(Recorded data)

###

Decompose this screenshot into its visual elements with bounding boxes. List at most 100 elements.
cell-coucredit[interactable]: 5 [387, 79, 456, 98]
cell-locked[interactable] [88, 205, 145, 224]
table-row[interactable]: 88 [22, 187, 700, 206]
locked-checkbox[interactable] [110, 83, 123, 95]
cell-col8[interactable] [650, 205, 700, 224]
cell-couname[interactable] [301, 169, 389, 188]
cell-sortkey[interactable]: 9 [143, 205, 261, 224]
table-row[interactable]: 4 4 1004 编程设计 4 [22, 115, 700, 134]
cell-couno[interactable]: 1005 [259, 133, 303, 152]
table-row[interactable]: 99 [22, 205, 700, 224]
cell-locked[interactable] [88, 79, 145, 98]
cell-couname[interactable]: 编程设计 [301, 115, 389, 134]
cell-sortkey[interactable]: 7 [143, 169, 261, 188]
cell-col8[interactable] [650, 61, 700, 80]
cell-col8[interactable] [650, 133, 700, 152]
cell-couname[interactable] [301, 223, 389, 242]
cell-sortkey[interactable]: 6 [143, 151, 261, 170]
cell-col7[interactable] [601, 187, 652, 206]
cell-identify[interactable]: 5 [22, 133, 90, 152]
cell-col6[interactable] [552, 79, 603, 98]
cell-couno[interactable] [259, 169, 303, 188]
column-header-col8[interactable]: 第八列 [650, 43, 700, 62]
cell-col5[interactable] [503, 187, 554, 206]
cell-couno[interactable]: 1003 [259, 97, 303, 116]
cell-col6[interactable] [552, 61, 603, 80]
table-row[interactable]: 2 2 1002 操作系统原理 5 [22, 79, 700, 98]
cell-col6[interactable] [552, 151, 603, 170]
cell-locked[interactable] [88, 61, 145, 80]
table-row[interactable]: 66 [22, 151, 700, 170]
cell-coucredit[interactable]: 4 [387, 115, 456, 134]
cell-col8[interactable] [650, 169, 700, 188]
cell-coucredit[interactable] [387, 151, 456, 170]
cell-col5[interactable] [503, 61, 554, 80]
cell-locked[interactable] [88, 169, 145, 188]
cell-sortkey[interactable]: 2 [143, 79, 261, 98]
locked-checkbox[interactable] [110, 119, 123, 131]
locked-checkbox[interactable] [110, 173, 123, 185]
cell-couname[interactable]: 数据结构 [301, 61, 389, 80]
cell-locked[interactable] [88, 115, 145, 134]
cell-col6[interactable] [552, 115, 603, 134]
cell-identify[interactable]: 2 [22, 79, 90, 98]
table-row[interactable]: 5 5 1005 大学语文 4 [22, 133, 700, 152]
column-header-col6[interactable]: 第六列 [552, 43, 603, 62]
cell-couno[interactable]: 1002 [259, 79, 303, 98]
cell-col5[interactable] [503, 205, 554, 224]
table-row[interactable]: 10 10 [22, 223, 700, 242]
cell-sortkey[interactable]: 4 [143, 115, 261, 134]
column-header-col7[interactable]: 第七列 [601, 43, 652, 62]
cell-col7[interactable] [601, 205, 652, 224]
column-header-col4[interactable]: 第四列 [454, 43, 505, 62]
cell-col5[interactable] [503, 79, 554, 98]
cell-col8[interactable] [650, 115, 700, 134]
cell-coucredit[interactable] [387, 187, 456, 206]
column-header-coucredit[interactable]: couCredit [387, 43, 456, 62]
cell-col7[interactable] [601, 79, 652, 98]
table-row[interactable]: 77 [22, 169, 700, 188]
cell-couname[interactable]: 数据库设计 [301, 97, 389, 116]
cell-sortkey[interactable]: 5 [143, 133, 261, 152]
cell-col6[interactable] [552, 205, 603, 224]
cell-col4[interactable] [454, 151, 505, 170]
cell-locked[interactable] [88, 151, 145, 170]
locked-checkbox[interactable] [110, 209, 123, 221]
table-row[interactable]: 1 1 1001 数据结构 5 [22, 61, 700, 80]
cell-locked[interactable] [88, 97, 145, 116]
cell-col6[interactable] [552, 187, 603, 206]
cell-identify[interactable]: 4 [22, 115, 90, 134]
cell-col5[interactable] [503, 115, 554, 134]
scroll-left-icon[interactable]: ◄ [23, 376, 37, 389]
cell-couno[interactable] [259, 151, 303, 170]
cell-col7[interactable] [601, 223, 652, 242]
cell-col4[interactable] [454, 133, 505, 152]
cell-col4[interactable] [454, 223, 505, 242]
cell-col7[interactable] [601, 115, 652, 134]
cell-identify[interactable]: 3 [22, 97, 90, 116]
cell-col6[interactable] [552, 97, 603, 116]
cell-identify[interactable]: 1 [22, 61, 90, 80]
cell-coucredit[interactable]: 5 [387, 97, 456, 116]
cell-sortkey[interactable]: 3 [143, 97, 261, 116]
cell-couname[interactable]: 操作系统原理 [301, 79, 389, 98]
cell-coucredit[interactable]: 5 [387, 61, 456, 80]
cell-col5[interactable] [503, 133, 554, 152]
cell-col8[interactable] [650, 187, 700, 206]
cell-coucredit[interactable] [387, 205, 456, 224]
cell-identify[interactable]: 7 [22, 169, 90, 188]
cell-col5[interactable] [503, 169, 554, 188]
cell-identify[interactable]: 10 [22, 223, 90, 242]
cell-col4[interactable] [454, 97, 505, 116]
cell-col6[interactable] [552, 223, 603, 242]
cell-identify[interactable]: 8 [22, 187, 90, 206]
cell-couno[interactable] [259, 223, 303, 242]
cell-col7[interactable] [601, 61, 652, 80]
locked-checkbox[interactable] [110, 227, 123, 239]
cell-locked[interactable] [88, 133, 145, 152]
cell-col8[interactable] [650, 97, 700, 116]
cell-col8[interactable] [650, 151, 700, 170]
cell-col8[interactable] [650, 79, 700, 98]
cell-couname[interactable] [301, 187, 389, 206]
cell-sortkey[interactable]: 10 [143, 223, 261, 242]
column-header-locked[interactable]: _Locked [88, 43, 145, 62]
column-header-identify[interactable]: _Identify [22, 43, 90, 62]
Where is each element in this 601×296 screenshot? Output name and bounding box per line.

###

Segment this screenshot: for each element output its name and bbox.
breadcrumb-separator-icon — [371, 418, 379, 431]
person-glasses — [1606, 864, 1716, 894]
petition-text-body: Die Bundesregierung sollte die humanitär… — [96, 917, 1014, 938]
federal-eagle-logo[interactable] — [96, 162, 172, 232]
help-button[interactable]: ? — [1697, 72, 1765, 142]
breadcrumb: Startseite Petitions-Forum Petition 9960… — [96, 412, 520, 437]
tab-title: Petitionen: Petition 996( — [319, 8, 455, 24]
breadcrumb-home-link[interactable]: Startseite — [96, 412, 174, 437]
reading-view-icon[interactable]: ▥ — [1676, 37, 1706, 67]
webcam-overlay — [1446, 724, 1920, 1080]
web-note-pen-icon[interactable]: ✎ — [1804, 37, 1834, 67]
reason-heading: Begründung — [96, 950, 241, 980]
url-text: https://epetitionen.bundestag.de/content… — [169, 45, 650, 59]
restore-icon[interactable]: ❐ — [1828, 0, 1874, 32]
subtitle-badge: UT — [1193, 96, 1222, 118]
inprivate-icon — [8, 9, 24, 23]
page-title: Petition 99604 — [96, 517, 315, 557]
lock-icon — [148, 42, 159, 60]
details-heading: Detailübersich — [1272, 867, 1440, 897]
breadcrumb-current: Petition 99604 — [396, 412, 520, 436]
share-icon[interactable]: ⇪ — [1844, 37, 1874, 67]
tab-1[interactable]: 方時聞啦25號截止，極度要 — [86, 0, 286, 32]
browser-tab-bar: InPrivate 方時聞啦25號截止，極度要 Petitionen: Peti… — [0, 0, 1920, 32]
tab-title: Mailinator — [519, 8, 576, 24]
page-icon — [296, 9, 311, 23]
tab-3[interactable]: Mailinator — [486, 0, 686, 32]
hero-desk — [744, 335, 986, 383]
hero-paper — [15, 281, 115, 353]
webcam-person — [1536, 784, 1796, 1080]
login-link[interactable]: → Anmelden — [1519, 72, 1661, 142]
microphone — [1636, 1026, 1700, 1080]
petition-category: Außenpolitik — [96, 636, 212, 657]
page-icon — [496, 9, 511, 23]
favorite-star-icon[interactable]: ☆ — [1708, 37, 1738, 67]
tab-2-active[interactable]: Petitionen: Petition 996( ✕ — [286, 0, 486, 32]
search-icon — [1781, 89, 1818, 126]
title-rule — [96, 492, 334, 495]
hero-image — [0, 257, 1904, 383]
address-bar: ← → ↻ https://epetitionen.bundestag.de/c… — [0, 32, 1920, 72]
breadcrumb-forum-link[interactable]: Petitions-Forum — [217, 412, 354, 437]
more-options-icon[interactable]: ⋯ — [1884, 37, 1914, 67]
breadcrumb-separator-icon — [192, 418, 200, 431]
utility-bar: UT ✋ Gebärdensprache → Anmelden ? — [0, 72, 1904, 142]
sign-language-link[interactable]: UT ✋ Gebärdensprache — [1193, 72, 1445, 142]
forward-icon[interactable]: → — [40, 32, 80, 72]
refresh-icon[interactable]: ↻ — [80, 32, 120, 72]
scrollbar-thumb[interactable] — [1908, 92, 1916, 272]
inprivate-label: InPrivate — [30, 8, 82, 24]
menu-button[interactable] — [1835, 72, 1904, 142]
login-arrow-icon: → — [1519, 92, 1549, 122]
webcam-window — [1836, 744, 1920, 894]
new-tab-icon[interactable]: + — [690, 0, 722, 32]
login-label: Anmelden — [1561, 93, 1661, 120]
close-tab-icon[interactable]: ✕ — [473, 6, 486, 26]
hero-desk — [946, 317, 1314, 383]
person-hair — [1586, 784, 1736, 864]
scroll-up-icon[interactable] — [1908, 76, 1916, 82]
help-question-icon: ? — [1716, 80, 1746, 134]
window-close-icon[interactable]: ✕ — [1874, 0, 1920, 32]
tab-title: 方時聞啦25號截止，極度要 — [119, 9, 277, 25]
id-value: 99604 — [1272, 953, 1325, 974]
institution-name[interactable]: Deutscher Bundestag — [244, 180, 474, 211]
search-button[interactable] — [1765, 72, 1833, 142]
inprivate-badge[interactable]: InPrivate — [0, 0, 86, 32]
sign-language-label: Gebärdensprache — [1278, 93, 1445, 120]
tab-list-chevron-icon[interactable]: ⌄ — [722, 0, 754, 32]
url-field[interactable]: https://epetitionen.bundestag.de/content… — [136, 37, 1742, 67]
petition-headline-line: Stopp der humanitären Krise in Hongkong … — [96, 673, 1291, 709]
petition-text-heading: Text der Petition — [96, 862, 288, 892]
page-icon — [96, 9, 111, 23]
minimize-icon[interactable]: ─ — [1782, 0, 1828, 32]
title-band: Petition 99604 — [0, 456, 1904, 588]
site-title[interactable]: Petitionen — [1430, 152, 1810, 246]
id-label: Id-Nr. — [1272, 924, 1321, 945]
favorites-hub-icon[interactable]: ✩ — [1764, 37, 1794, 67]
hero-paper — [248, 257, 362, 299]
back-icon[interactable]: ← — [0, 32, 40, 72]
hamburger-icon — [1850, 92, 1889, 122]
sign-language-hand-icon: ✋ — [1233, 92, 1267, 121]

###

■ YOUR INSTRUCTIONS
Express the entries as a numbered list, starting with the line that contains "Segment this screenshot: for" and going through the line that contains "tab-title: Petitionen: Petition", both included, with blank lines left out.

■ COMPLETE RESPONSE
1. Segment this screenshot: for each element output its name and bbox.
2. breadcrumb-separator-icon — [371, 418, 379, 431]
3. person-glasses — [1606, 864, 1716, 894]
4. petition-text-body: Die Bundesregierung sollte die humanitär… — [96, 917, 1014, 938]
5. federal-eagle-logo[interactable] — [96, 162, 172, 232]
6. help-button[interactable]: ? — [1697, 72, 1765, 142]
7. breadcrumb: Startseite Petitions-Forum Petition 9960… — [96, 412, 520, 437]
8. tab-title: Petitionen: Petition 996( — [319, 8, 455, 24]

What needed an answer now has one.